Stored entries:

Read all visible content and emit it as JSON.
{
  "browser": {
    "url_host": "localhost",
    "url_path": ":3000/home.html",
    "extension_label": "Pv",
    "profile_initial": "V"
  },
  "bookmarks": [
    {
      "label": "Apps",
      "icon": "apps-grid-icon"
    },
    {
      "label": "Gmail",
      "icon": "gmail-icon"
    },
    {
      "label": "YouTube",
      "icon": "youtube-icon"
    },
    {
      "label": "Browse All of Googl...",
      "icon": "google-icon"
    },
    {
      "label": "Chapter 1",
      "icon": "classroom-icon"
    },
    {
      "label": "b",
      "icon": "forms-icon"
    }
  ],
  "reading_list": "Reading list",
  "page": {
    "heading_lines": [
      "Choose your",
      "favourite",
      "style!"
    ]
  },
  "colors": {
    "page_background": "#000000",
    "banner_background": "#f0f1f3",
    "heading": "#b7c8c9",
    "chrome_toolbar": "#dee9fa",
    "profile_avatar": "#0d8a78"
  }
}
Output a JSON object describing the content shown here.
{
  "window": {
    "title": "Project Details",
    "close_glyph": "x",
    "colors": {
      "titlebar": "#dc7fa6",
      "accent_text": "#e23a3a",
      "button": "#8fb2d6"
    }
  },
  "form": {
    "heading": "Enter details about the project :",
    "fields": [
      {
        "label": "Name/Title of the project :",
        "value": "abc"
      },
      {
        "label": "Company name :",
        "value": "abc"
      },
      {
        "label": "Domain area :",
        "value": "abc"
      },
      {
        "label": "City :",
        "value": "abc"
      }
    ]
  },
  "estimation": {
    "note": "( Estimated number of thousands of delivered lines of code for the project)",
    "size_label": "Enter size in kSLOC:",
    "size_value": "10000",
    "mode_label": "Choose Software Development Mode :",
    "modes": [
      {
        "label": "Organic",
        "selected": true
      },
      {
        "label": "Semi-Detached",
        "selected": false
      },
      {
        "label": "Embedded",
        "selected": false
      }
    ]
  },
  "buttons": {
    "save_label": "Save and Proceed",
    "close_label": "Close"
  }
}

▶ **The problem**
Check each line of the entries above for the word "icon". List the ones that have it.

▶ **Correct result**
      "icon": "apps-grid-icon"
      "icon": "gmail-icon"
      "icon": "youtube-icon"
      "icon": "google-icon"
      "icon": "classroom-icon"
      "icon": "forms-icon"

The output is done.